-- START RECORDS TO USE --
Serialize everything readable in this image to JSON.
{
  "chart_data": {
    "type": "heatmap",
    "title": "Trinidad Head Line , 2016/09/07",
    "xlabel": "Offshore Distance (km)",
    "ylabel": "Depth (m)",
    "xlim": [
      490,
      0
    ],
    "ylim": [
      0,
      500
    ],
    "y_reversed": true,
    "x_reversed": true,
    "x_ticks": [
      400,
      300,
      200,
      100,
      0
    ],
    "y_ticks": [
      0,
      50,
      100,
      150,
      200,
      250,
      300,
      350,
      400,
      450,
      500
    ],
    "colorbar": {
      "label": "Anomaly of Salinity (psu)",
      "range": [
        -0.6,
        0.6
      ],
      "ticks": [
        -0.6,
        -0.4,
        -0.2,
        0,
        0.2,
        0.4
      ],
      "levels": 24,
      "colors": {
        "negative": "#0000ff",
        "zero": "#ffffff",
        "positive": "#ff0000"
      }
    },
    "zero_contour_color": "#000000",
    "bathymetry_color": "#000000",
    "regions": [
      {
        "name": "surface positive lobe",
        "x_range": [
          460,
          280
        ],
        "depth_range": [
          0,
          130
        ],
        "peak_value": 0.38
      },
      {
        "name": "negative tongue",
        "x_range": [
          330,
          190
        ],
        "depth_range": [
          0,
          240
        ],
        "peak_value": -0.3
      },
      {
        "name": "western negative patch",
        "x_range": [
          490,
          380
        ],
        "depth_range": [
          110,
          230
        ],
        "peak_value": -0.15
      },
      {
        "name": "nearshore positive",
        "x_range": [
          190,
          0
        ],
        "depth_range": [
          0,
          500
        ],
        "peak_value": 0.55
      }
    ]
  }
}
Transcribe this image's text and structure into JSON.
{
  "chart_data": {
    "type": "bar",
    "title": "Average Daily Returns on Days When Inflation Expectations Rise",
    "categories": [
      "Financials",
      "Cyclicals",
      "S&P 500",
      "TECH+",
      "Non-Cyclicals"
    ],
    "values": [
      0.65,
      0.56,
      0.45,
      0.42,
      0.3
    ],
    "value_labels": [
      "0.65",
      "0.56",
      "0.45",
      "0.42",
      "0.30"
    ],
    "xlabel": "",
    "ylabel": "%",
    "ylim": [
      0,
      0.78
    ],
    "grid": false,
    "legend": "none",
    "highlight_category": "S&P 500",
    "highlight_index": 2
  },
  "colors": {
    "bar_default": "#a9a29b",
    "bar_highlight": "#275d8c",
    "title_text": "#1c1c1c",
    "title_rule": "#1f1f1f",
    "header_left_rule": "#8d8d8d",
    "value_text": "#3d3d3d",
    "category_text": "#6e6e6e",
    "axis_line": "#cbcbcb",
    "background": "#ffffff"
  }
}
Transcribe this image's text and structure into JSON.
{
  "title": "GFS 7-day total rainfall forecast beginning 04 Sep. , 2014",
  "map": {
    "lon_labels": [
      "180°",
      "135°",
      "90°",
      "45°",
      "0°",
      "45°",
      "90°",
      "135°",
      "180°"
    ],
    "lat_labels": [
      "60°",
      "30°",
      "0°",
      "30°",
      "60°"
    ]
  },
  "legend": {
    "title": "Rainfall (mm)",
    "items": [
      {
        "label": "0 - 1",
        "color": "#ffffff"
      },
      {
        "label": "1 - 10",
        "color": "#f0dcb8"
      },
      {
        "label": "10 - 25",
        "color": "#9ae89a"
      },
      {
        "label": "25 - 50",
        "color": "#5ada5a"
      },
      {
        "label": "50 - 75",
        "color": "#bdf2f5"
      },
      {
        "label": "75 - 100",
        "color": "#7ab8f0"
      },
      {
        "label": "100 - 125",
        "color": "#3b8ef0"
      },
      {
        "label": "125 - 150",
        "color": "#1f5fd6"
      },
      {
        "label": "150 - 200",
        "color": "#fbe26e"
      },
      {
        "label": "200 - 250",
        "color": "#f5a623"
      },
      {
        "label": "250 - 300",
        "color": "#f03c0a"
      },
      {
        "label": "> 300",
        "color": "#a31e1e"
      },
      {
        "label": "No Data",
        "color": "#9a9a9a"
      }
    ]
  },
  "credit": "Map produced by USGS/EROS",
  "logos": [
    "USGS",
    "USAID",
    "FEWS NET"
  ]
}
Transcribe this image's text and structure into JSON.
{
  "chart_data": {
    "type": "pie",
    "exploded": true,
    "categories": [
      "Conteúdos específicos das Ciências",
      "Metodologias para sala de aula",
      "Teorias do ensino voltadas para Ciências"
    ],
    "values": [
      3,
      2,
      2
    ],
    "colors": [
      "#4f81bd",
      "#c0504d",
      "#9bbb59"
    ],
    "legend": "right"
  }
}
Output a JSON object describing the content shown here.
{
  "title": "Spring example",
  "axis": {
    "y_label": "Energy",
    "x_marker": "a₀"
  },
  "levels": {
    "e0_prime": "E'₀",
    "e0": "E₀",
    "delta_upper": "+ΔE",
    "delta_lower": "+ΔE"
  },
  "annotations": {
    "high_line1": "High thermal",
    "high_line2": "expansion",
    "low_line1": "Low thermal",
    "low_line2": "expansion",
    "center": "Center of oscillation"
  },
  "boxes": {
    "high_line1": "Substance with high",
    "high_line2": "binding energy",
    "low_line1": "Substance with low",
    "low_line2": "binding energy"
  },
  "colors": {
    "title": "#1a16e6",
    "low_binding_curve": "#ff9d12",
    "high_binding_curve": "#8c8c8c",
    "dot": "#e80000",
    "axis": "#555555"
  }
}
-- END RECORDS TO USE --
**WRITTEN REQUEST:**
Recopy all the lines exactly as they appear.

**THE REPLY:**
Serialize everything readable in this image to JSON.
{
  "chart_data": {
    "type": "heatmap",
    "title": "Trinidad Head Line , 2016/09/07",
    "xlabel": "Offshore Distance (km)",
    "ylabel": "Depth (m)",
    "xlim": [
      490,
      0
    ],
    "ylim": [
      0,
      500
    ],
    "y_reversed": true,
    "x_reversed": true,
    "x_ticks": [
      400,
      300,
      200,
      100,
      0
    ],
    "y_ticks": [
      0,
      50,
      100,
      150,
      200,
      250,
      300,
      350,
      400,
      450,
      500
    ],
    "colorbar": {
      "label": "Anomaly of Salinity (psu)",
      "range": [
        -0.6,
        0.6
      ],
      "ticks": [
        -0.6,
        -0.4,
        -0.2,
        0,
        0.2,
        0.4
      ],
      "levels": 24,
      "colors": {
        "negative": "#0000ff",
        "zero": "#ffffff",
        "positive": "#ff0000"
      }
    },
    "zero_contour_color": "#000000",
    "bathymetry_color": "#000000",
    "regions": [
      {
        "name": "surface positive lobe",
        "x_range": [
          460,
          280
        ],
        "depth_range": [
          0,
          130
        ],
        "peak_value": 0.38
      },
      {
        "name": "negative tongue",
        "x_range": [
          330,
          190
        ],
        "depth_range": [
          0,
          240
        ],
        "peak_value": -0.3
      },
      {
        "name": "western negative patch",
        "x_range": [
          490,
          380
        ],
        "depth_range": [
          110,
          230
        ],
        "peak_value": -0.15
      },
      {
        "name": "nearshore positive",
        "x_range": [
          190,
          0
        ],
        "depth_range": [
          0,
          500
        ],
        "peak_value": 0.55
      }
    ]
  }
}
Transcribe this image's text and structure into JSON.
{
  "chart_data": {
    "type": "bar",
    "title": "Average Daily Returns on Days When Inflation Expectations Rise",
    "categories": [
      "Financials",
      "Cyclicals",
      "S&P 500",
      "TECH+",
      "Non-Cyclicals"
    ],
    "values": [
      0.65,
      0.56,
      0.45,
      0.42,
      0.3
    ],
    "value_labels": [
      "0.65",
      "0.56",
      "0.45",
      "0.42",
      "0.30"
    ],
    "xlabel": "",
    "ylabel": "%",
    "ylim": [
      0,
      0.78
    ],
    "grid": false,
    "legend": "none",
    "highlight_category": "S&P 500",
    "highlight_index": 2
  },
  "colors": {
    "bar_default": "#a9a29b",
    "bar_highlight": "#275d8c",
    "title_text": "#1c1c1c",
    "title_rule": "#1f1f1f",
    "header_left_rule": "#8d8d8d",
    "value_text": "#3d3d3d",
    "category_text": "#6e6e6e",
    "axis_line": "#cbcbcb",
    "background": "#ffffff"
  }
}
Transcribe this image's text and structure into JSON.
{
  "title": "GFS 7-day total rainfall forecast beginning 04 Sep. , 2014",
  "map": {
    "lon_labels": [
      "180°",
      "135°",
      "90°",
      "45°",
      "0°",
      "45°",
      "90°",
      "135°",
      "180°"
    ],
    "lat_labels": [
      "60°",
      "30°",
      "0°",
      "30°",
      "60°"
    ]
  },
  "legend": {
    "title": "Rainfall (mm)",
    "items": [
      {
        "label": "0 - 1",
        "color": "#ffffff"
      },
      {
        "label": "1 - 10",
        "color": "#f0dcb8"
      },
      {
        "label": "10 - 25",
        "color": "#9ae89a"
      },
      {
        "label": "25 - 50",
        "color": "#5ada5a"
      },
      {
        "label": "50 - 75",
        "color": "#bdf2f5"
      },
      {
        "label": "75 - 100",
        "color": "#7ab8f0"
      },
      {
        "label": "100 - 125",
        "color": "#3b8ef0"
      },
      {
        "label": "125 - 150",
        "color": "#1f5fd6"
      },
      {
        "label": "150 - 200",
        "color": "#fbe26e"
      },
      {
        "label": "200 - 250",
        "color": "#f5a623"
      },
      {
        "label": "250 - 300",
        "color": "#f03c0a"
      },
      {
        "label": "> 300",
        "color": "#a31e1e"
      },
      {
        "label": "No Data",
        "color": "#9a9a9a"
      }
    ]
  },
  "credit": "Map produced by USGS/EROS",
  "logos": [
    "USGS",
    "USAID",
    "FEWS NET"
  ]
}
Transcribe this image's text and structure into JSON.
{
  "chart_data": {
    "type": "pie",
    "exploded": true,
    "categories": [
      "Conteúdos específicos das Ciências",
      "Metodologias para sala de aula",
      "Teorias do ensino voltadas para Ciências"
    ],
    "values": [
      3,
      2,
      2
    ],
    "colors": [
      "#4f81bd",
      "#c0504d",
      "#9bbb59"
    ],
    "legend": "right"
  }
}
Output a JSON object describing the content shown here.
{
  "title": "Spring example",
  "axis": {
    "y_label": "Energy",
    "x_marker": "a₀"
  },
  "levels": {
    "e0_prime": "E'₀",
    "e0": "E₀",
    "delta_upper": "+ΔE",
    "delta_lower": "+ΔE"
  },
  "annotations": {
    "high_line1": "High thermal",
    "high_line2": "expansion",
    "low_line1": "Low thermal",
    "low_line2": "expansion",
    "center": "Center of oscillation"
  },
  "boxes": {
    "high_line1": "Substance with high",
    "high_line2": "binding energy",
    "low_line1": "Substance with low",
    "low_line2": "binding energy"
  },
  "colors": {
    "title": "#1a16e6",
    "low_binding_curve": "#ff9d12",
    "high_binding_curve": "#8c8c8c",
    "dot": "#e80000",
    "axis": "#555555"
  }
}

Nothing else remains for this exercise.